= GIVEN EXERCISE =
Report how many lines contain the word "BLACK"; answer with the number only.

= ENTRIES SUPPLIED =
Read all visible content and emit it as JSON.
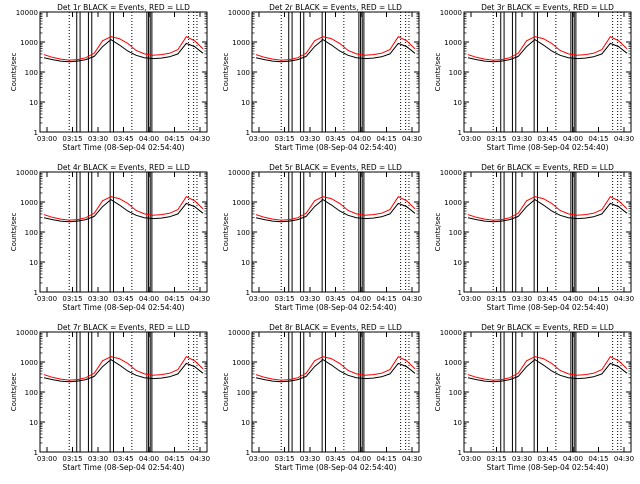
{
  "chart_data": [
    {
      "type": "line",
      "title": "Det 1r BLACK = Events, RED = LLD",
      "xlabel": "Start Time (08-Sep-04 02:54:40)",
      "ylabel": "Counts/sec",
      "x_ticks": [
        "03:00",
        "03:15",
        "03:30",
        "03:45",
        "04:00",
        "04:15",
        "04:30"
      ],
      "y_ticks": [
        "1",
        "10",
        "100",
        "1000",
        "10000"
      ],
      "ylim": [
        1,
        10000
      ],
      "yscale": "log",
      "series": [
        {
          "color": "#000000",
          "values": [
            300,
            260,
            230,
            220,
            230,
            260,
            330,
            700,
            1200,
            800,
            500,
            360,
            300,
            280,
            290,
            320,
            400,
            900,
            700,
            420
          ]
        },
        {
          "color": "#ff0000",
          "values": [
            380,
            310,
            270,
            250,
            260,
            300,
            420,
            1100,
            1500,
            1300,
            900,
            520,
            400,
            360,
            380,
            420,
            560,
            1500,
            1100,
            600
          ]
        }
      ]
    },
    {
      "type": "line",
      "title": "Det 2r BLACK = Events, RED = LLD",
      "xlabel": "Start Time (08-Sep-04 02:54:40)",
      "ylabel": "Counts/sec",
      "x_ticks": [
        "03:00",
        "03:15",
        "03:30",
        "03:45",
        "04:00",
        "04:15",
        "04:30"
      ],
      "y_ticks": [
        "1",
        "10",
        "100",
        "1000",
        "10000"
      ],
      "ylim": [
        1,
        10000
      ],
      "yscale": "log",
      "series": [
        {
          "color": "#000000",
          "values": [
            300,
            260,
            230,
            220,
            230,
            260,
            330,
            700,
            1200,
            800,
            500,
            360,
            300,
            280,
            290,
            320,
            400,
            900,
            700,
            420
          ]
        },
        {
          "color": "#ff0000",
          "values": [
            380,
            310,
            270,
            250,
            260,
            300,
            420,
            1100,
            1500,
            1300,
            900,
            520,
            400,
            360,
            380,
            420,
            560,
            1500,
            1100,
            600
          ]
        }
      ]
    },
    {
      "type": "line",
      "title": "Det 3r BLACK = Events, RED = LLD",
      "xlabel": "Start Time (08-Sep-04 02:54:40)",
      "ylabel": "Counts/sec",
      "x_ticks": [
        "03:00",
        "03:15",
        "03:30",
        "03:45",
        "04:00",
        "04:15",
        "04:30"
      ],
      "y_ticks": [
        "1",
        "10",
        "100",
        "1000",
        "10000"
      ],
      "ylim": [
        1,
        10000
      ],
      "yscale": "log",
      "series": [
        {
          "color": "#000000",
          "values": [
            300,
            260,
            230,
            220,
            230,
            260,
            330,
            700,
            1200,
            800,
            500,
            360,
            300,
            280,
            290,
            320,
            400,
            900,
            700,
            420
          ]
        },
        {
          "color": "#ff0000",
          "values": [
            380,
            310,
            270,
            250,
            260,
            300,
            420,
            1100,
            1500,
            1300,
            900,
            520,
            400,
            360,
            380,
            420,
            560,
            1500,
            1100,
            600
          ]
        }
      ]
    },
    {
      "type": "line",
      "title": "Det 4r BLACK = Events, RED = LLD",
      "xlabel": "Start Time (08-Sep-04 02:54:40)",
      "ylabel": "Counts/sec",
      "x_ticks": [
        "03:00",
        "03:15",
        "03:30",
        "03:45",
        "04:00",
        "04:15",
        "04:30"
      ],
      "y_ticks": [
        "1",
        "10",
        "100",
        "1000",
        "10000"
      ],
      "ylim": [
        1,
        10000
      ],
      "yscale": "log",
      "series": [
        {
          "color": "#000000",
          "values": [
            300,
            260,
            230,
            220,
            230,
            260,
            330,
            700,
            1200,
            800,
            500,
            360,
            300,
            280,
            290,
            320,
            400,
            900,
            700,
            420
          ]
        },
        {
          "color": "#ff0000",
          "values": [
            380,
            310,
            270,
            250,
            260,
            300,
            420,
            1100,
            1500,
            1300,
            900,
            520,
            400,
            360,
            380,
            420,
            560,
            1500,
            1100,
            600
          ]
        }
      ]
    },
    {
      "type": "line",
      "title": "Det 5r BLACK = Events, RED = LLD",
      "xlabel": "Start Time (08-Sep-04 02:54:40)",
      "ylabel": "Counts/sec",
      "x_ticks": [
        "03:00",
        "03:15",
        "03:30",
        "03:45",
        "04:00",
        "04:15",
        "04:30"
      ],
      "y_ticks": [
        "1",
        "10",
        "100",
        "1000",
        "10000"
      ],
      "ylim": [
        1,
        10000
      ],
      "yscale": "log",
      "series": [
        {
          "color": "#000000",
          "values": [
            300,
            260,
            230,
            220,
            230,
            260,
            330,
            700,
            1200,
            800,
            500,
            360,
            300,
            280,
            290,
            320,
            400,
            900,
            700,
            420
          ]
        },
        {
          "color": "#ff0000",
          "values": [
            380,
            310,
            270,
            250,
            260,
            300,
            420,
            1100,
            1500,
            1300,
            900,
            520,
            400,
            360,
            380,
            420,
            560,
            1500,
            1100,
            600
          ]
        }
      ]
    },
    {
      "type": "line",
      "title": "Det 6r BLACK = Events, RED = LLD",
      "xlabel": "Start Time (08-Sep-04 02:54:40)",
      "ylabel": "Counts/sec",
      "x_ticks": [
        "03:00",
        "03:15",
        "03:30",
        "03:45",
        "04:00",
        "04:15",
        "04:30"
      ],
      "y_ticks": [
        "1",
        "10",
        "100",
        "1000",
        "10000"
      ],
      "ylim": [
        1,
        10000
      ],
      "yscale": "log",
      "series": [
        {
          "color": "#000000",
          "values": [
            300,
            260,
            230,
            220,
            230,
            260,
            330,
            700,
            1200,
            800,
            500,
            360,
            300,
            280,
            290,
            320,
            400,
            900,
            700,
            420
          ]
        },
        {
          "color": "#ff0000",
          "values": [
            380,
            310,
            270,
            250,
            260,
            300,
            420,
            1100,
            1500,
            1300,
            900,
            520,
            400,
            360,
            380,
            420,
            560,
            1500,
            1100,
            600
          ]
        }
      ]
    },
    {
      "type": "line",
      "title": "Det 7r BLACK = Events, RED = LLD",
      "xlabel": "Start Time (08-Sep-04 02:54:40)",
      "ylabel": "Counts/sec",
      "x_ticks": [
        "03:00",
        "03:15",
        "03:30",
        "03:45",
        "04:00",
        "04:15",
        "04:30"
      ],
      "y_ticks": [
        "1",
        "10",
        "100",
        "1000",
        "10000"
      ],
      "ylim": [
        1,
        10000
      ],
      "yscale": "log",
      "series": [
        {
          "color": "#000000",
          "values": [
            300,
            260,
            230,
            220,
            230,
            260,
            330,
            700,
            1200,
            800,
            500,
            360,
            300,
            280,
            290,
            320,
            400,
            900,
            700,
            420
          ]
        },
        {
          "color": "#ff0000",
          "values": [
            380,
            310,
            270,
            250,
            260,
            300,
            420,
            1100,
            1500,
            1300,
            900,
            520,
            400,
            360,
            380,
            420,
            560,
            1500,
            1100,
            600
          ]
        }
      ]
    },
    {
      "type": "line",
      "title": "Det 8r BLACK = Events, RED = LLD",
      "xlabel": "Start Time (08-Sep-04 02:54:40)",
      "ylabel": "Counts/sec",
      "x_ticks": [
        "03:00",
        "03:15",
        "03:30",
        "03:45",
        "04:00",
        "04:15",
        "04:30"
      ],
      "y_ticks": [
        "1",
        "10",
        "100",
        "1000",
        "10000"
      ],
      "ylim": [
        1,
        10000
      ],
      "yscale": "log",
      "series": [
        {
          "color": "#000000",
          "values": [
            300,
            260,
            230,
            220,
            230,
            260,
            330,
            700,
            1200,
            800,
            500,
            360,
            300,
            280,
            290,
            320,
            400,
            900,
            700,
            420
          ]
        },
        {
          "color": "#ff0000",
          "values": [
            380,
            310,
            270,
            250,
            260,
            300,
            420,
            1100,
            1500,
            1300,
            900,
            520,
            400,
            360,
            380,
            420,
            560,
            1500,
            1100,
            600
          ]
        }
      ]
    },
    {
      "type": "line",
      "title": "Det 9r BLACK = Events, RED = LLD",
      "xlabel": "Start Time (08-Sep-04 02:54:40)",
      "ylabel": "Counts/sec",
      "x_ticks": [
        "03:00",
        "03:15",
        "03:30",
        "03:45",
        "04:00",
        "04:15",
        "04:30"
      ],
      "y_ticks": [
        "1",
        "10",
        "100",
        "1000",
        "10000"
      ],
      "ylim": [
        1,
        10000
      ],
      "yscale": "log",
      "series": [
        {
          "color": "#000000",
          "values": [
            300,
            260,
            230,
            220,
            230,
            260,
            330,
            700,
            1200,
            800,
            500,
            360,
            300,
            280,
            290,
            320,
            400,
            900,
            700,
            420
          ]
        },
        {
          "color": "#ff0000",
          "values": [
            380,
            310,
            270,
            250,
            260,
            300,
            420,
            1100,
            1500,
            1300,
            900,
            520,
            400,
            360,
            380,
            420,
            560,
            1500,
            1100,
            600
          ]
        }
      ]
    }
  ]
}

= OUTPUT OF THE EXERCISE =
9